--- START Supplied material ---
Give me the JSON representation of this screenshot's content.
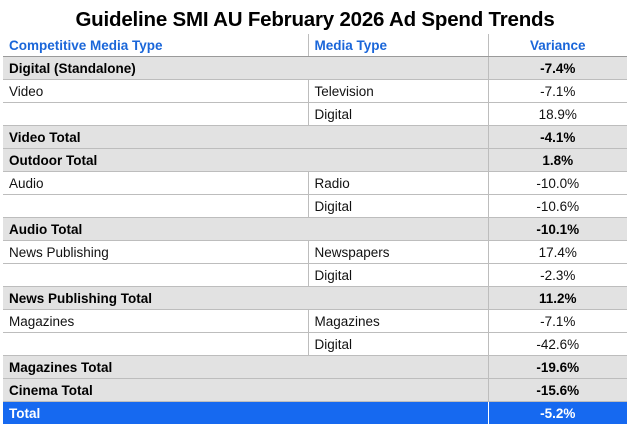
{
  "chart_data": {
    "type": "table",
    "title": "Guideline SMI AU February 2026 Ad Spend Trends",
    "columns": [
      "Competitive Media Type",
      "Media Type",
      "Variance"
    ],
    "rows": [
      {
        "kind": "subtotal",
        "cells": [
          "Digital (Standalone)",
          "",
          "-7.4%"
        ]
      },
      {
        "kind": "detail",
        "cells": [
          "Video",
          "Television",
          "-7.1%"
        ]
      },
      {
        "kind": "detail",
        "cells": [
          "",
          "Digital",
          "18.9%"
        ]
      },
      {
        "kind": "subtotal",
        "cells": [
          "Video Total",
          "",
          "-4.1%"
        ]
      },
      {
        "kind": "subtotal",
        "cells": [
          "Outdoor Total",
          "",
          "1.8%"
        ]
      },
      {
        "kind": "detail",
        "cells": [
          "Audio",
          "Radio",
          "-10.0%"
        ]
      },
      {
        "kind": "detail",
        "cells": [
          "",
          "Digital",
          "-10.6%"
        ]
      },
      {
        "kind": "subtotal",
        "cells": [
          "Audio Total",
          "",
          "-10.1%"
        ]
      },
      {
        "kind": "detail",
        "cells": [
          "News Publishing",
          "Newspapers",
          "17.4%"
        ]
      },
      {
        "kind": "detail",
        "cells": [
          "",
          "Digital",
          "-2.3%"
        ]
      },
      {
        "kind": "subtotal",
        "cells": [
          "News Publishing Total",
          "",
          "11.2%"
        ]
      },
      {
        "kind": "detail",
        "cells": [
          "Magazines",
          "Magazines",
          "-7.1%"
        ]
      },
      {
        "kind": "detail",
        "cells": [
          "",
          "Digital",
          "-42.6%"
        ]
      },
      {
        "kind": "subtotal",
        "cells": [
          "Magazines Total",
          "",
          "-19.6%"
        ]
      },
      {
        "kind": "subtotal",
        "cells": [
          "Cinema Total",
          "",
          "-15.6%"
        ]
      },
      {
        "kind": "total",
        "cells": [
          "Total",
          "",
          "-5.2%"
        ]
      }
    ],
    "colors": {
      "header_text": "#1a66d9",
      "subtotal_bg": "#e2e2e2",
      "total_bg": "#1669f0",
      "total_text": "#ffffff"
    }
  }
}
--- END Supplied material ---
• _Task prompt_
The records above are to be reproduced exactly; the pictures are to be left out.

• _Solution to this exercise_
Give me the JSON representation of this screenshot's content.
{
  "chart_data": {
    "type": "table",
    "title": "Guideline SMI AU February 2026 Ad Spend Trends",
    "columns": [
      "Competitive Media Type",
      "Media Type",
      "Variance"
    ],
    "rows": [
      {
        "kind": "subtotal",
        "cells": [
          "Digital (Standalone)",
          "",
          "-7.4%"
        ]
      },
      {
        "kind": "detail",
        "cells": [
          "Video",
          "Television",
          "-7.1%"
        ]
      },
      {
        "kind": "detail",
        "cells": [
          "",
          "Digital",
          "18.9%"
        ]
      },
      {
        "kind": "subtotal",
        "cells": [
          "Video Total",
          "",
          "-4.1%"
        ]
      },
      {
        "kind": "subtotal",
        "cells": [
          "Outdoor Total",
          "",
          "1.8%"
        ]
      },
      {
        "kind": "detail",
        "cells": [
          "Audio",
          "Radio",
          "-10.0%"
        ]
      },
      {
        "kind": "detail",
        "cells": [
          "",
          "Digital",
          "-10.6%"
        ]
      },
      {
        "kind": "subtotal",
        "cells": [
          "Audio Total",
          "",
          "-10.1%"
        ]
      },
      {
        "kind": "detail",
        "cells": [
          "News Publishing",
          "Newspapers",
          "17.4%"
        ]
      },
      {
        "kind": "detail",
        "cells": [
          "",
          "Digital",
          "-2.3%"
        ]
      },
      {
        "kind": "subtotal",
        "cells": [
          "News Publishing Total",
          "",
          "11.2%"
        ]
      },
      {
        "kind": "detail",
        "cells": [
          "Magazines",
          "Magazines",
          "-7.1%"
        ]
      },
      {
        "kind": "detail",
        "cells": [
          "",
          "Digital",
          "-42.6%"
        ]
      },
      {
        "kind": "subtotal",
        "cells": [
          "Magazines Total",
          "",
          "-19.6%"
        ]
      },
      {
        "kind": "subtotal",
        "cells": [
          "Cinema Total",
          "",
          "-15.6%"
        ]
      },
      {
        "kind": "total",
        "cells": [
          "Total",
          "",
          "-5.2%"
        ]
      }
    ],
    "colors": {
      "header_text": "#1a66d9",
      "subtotal_bg": "#e2e2e2",
      "total_bg": "#1669f0",
      "total_text": "#ffffff"
    }
  }
}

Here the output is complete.